*The task*.
All the data should be repeated exactly. Any image in it is left out.

Data items:
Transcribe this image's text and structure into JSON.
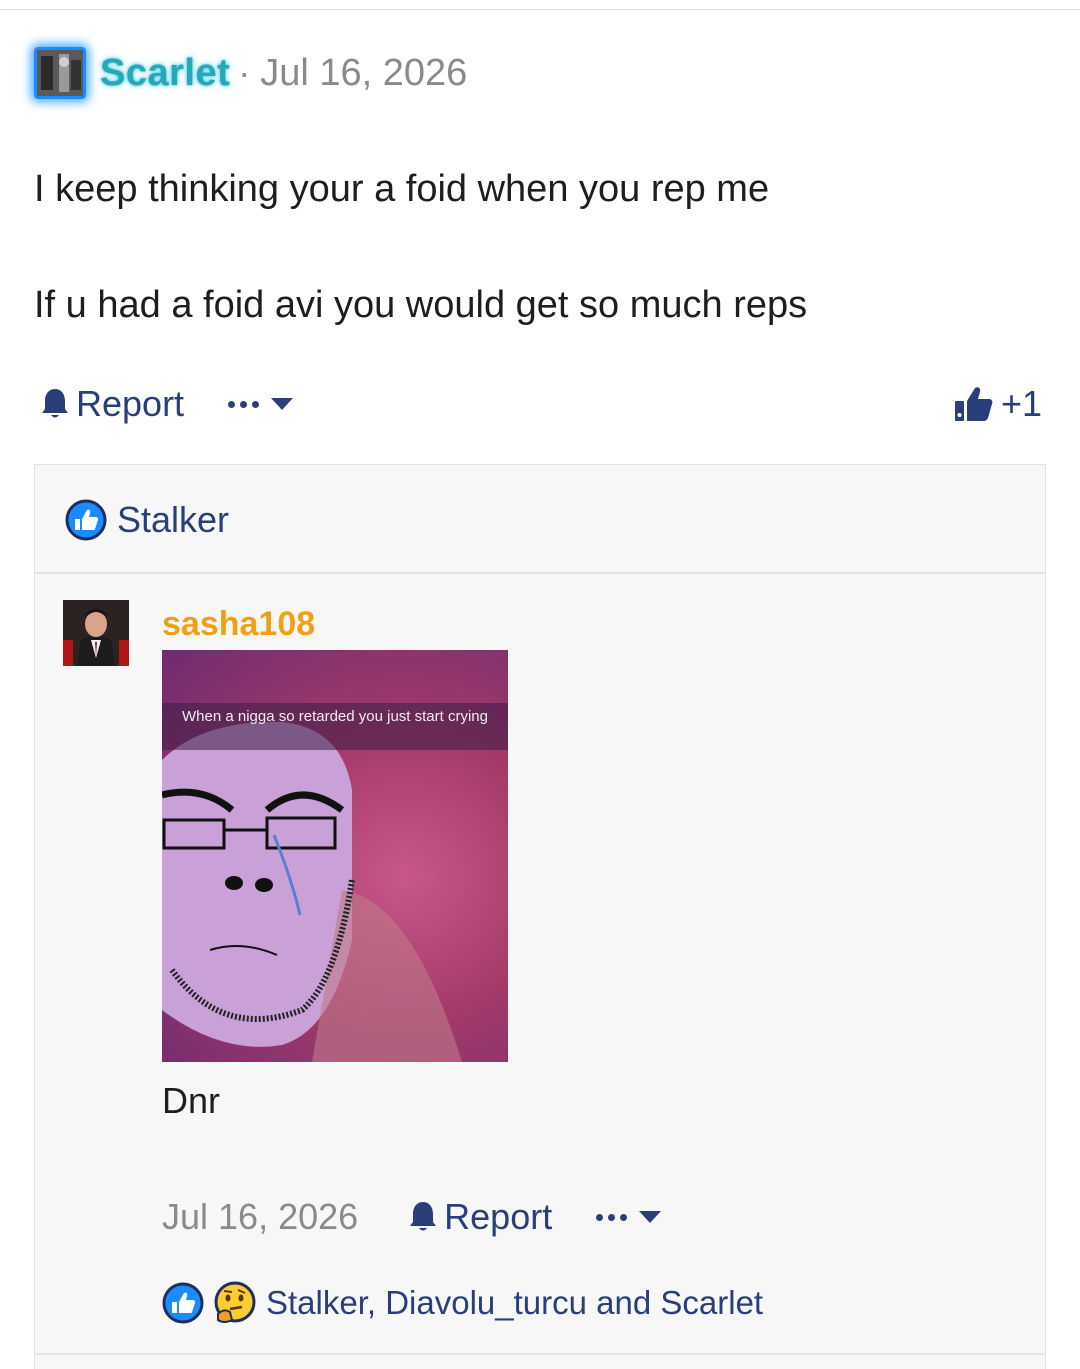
{
  "post": {
    "username": "Scarlet",
    "separator": "·",
    "date": "Jul 16, 2026",
    "lines": [
      "I keep thinking your a foid when you rep me",
      "If u had a foid avi you would get so much reps"
    ],
    "report_label": "Report",
    "like_count": "+1",
    "accent_color": "#27a9b5"
  },
  "reactions_bar": {
    "reactor": "Stalker",
    "icon": "like-icon"
  },
  "reply": {
    "username": "sasha108",
    "username_color": "#f0a014",
    "image_caption": "When a nigga so retarded you just start crying",
    "text": "Dnr",
    "date": "Jul 16, 2026",
    "report_label": "Report",
    "reactors": "Stalker, Diavolu_turcu and Scarlet",
    "reaction_icons": [
      "like-icon",
      "thinking-face-icon"
    ]
  },
  "colors": {
    "link": "#2a3f7a",
    "muted": "#8a8a8a",
    "like_blue": "#1a8cff"
  }
}
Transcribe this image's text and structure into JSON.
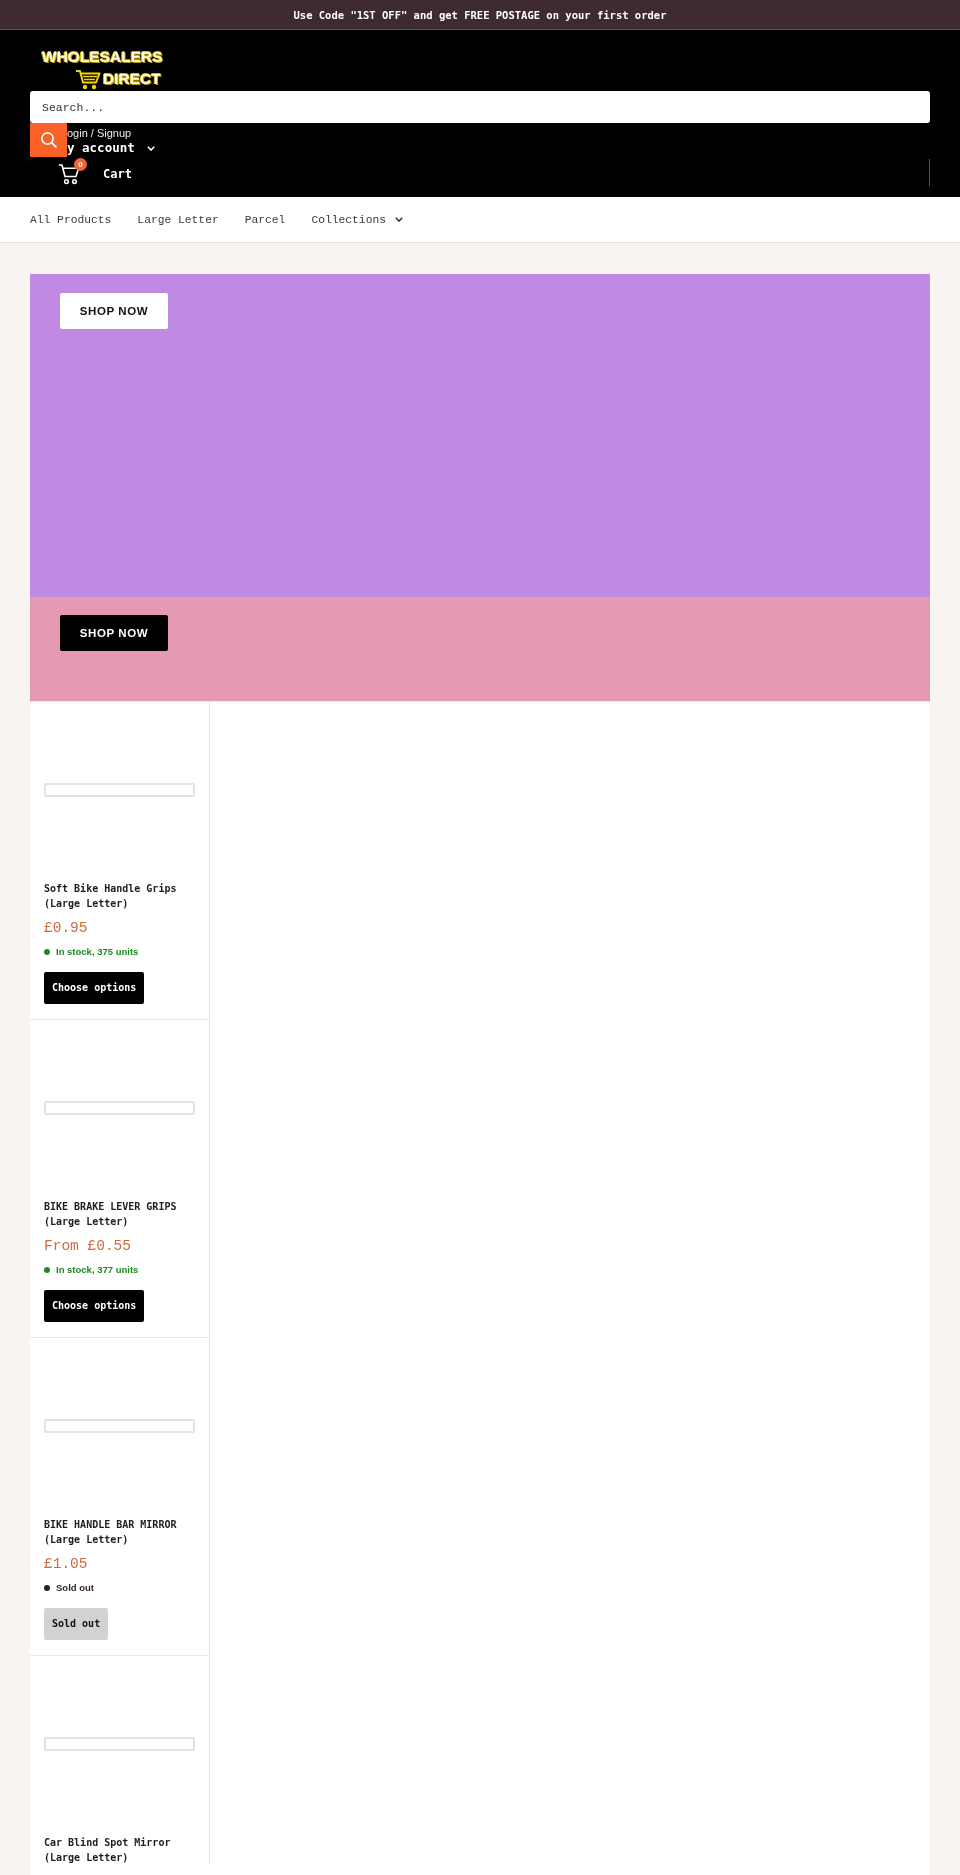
{
  "announcement_bar": {
    "text": "Use Code \"1ST OFF\" and get FREE POSTAGE on your first order"
  },
  "header": {
    "logo": {
      "lines": [
        "WHOLESALERS",
        "DIRECT"
      ]
    },
    "search": {
      "placeholder": "Search..."
    },
    "login_link": "ogin / Signup",
    "account_menu": {
      "label": "y account"
    },
    "cart": {
      "label": "Cart",
      "count": "0"
    }
  },
  "nav": {
    "items": [
      {
        "label": "All Products",
        "has_dropdown": false
      },
      {
        "label": "Large Letter",
        "has_dropdown": false
      },
      {
        "label": "Parcel",
        "has_dropdown": false
      },
      {
        "label": "Collections",
        "has_dropdown": true
      }
    ]
  },
  "banners": [
    {
      "kind": "primary",
      "color": "#c089e2",
      "button_label": "SHOP NOW"
    },
    {
      "kind": "secondary",
      "color": "#e59ab4",
      "button_label": "SHOP NOW"
    }
  ],
  "products": [
    {
      "title": "Soft Bike Handle Grips (Large Letter)",
      "price": "£0.95",
      "stock": {
        "text": "In stock, 375 units",
        "color": "#1f8a24"
      },
      "button": {
        "label": "Choose options",
        "disabled": false
      }
    },
    {
      "title": "BIKE BRAKE LEVER GRIPS (Large Letter)",
      "price": "From £0.55",
      "stock": {
        "text": "In stock, 377 units",
        "color": "#1f8a24"
      },
      "button": {
        "label": "Choose options",
        "disabled": false
      }
    },
    {
      "title": "BIKE HANDLE BAR MIRROR (Large Letter)",
      "price": "£1.05",
      "stock": {
        "text": "Sold out",
        "color": "#2e1f26"
      },
      "button": {
        "label": "Sold out",
        "disabled": true
      }
    },
    {
      "title": "Car Blind Spot Mirror (Large Letter)"
    }
  ]
}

*Solution to the problem*.
Transcribe this image's text and structure into JSON.
{
  "post": {
    "username": "Scarlet",
    "separator": "·",
    "date": "Jul 16, 2026",
    "lines": [
      "I keep thinking your a foid when you rep me",
      "If u had a foid avi you would get so much reps"
    ],
    "report_label": "Report",
    "like_count": "+1",
    "accent_color": "#27a9b5"
  },
  "reactions_bar": {
    "reactor": "Stalker",
    "icon": "like-icon"
  },
  "reply": {
    "username": "sasha108",
    "username_color": "#f0a014",
    "image_caption": "When a nigga so retarded you just start crying",
    "text": "Dnr",
    "date": "Jul 16, 2026",
    "report_label": "Report",
    "reactors": "Stalker, Diavolu_turcu and Scarlet",
    "reaction_icons": [
      "like-icon",
      "thinking-face-icon"
    ]
  },
  "colors": {
    "link": "#2a3f7a",
    "muted": "#8a8a8a",
    "like_blue": "#1a8cff"
  }
}
Transcribe this image's text and structure into JSON.
{
  "announcement_bar": {
    "text": "Use Code \"1ST OFF\" and get FREE POSTAGE on your first order"
  },
  "header": {
    "logo": {
      "lines": [
        "WHOLESALERS",
        "DIRECT"
      ]
    },
    "search": {
      "placeholder": "Search..."
    },
    "login_link": "ogin / Signup",
    "account_menu": {
      "label": "y account"
    },
    "cart": {
      "label": "Cart",
      "count": "0"
    }
  },
  "nav": {
    "items": [
      {
        "label": "All Products",
        "has_dropdown": false
      },
      {
        "label": "Large Letter",
        "has_dropdown": false
      },
      {
        "label": "Parcel",
        "has_dropdown": false
      },
      {
        "label": "Collections",
        "has_dropdown": true
      }
    ]
  },
  "banners": [
    {
      "kind": "primary",
      "color": "#c089e2",
      "button_label": "SHOP NOW"
    },
    {
      "kind": "secondary",
      "color": "#e59ab4",
      "button_label": "SHOP NOW"
    }
  ],
  "products": [
    {
      "title": "Soft Bike Handle Grips (Large Letter)",
      "price": "£0.95",
      "stock": {
        "text": "In stock, 375 units",
        "color": "#1f8a24"
      },
      "button": {
        "label": "Choose options",
        "disabled": false
      }
    },
    {
      "title": "BIKE BRAKE LEVER GRIPS (Large Letter)",
      "price": "From £0.55",
      "stock": {
        "text": "In stock, 377 units",
        "color": "#1f8a24"
      },
      "button": {
        "label": "Choose options",
        "disabled": false
      }
    },
    {
      "title": "BIKE HANDLE BAR MIRROR (Large Letter)",
      "price": "£1.05",
      "stock": {
        "text": "Sold out",
        "color": "#2e1f26"
      },
      "button": {
        "label": "Sold out",
        "disabled": true
      }
    },
    {
      "title": "Car Blind Spot Mirror (Large Letter)"
    }
  ]
}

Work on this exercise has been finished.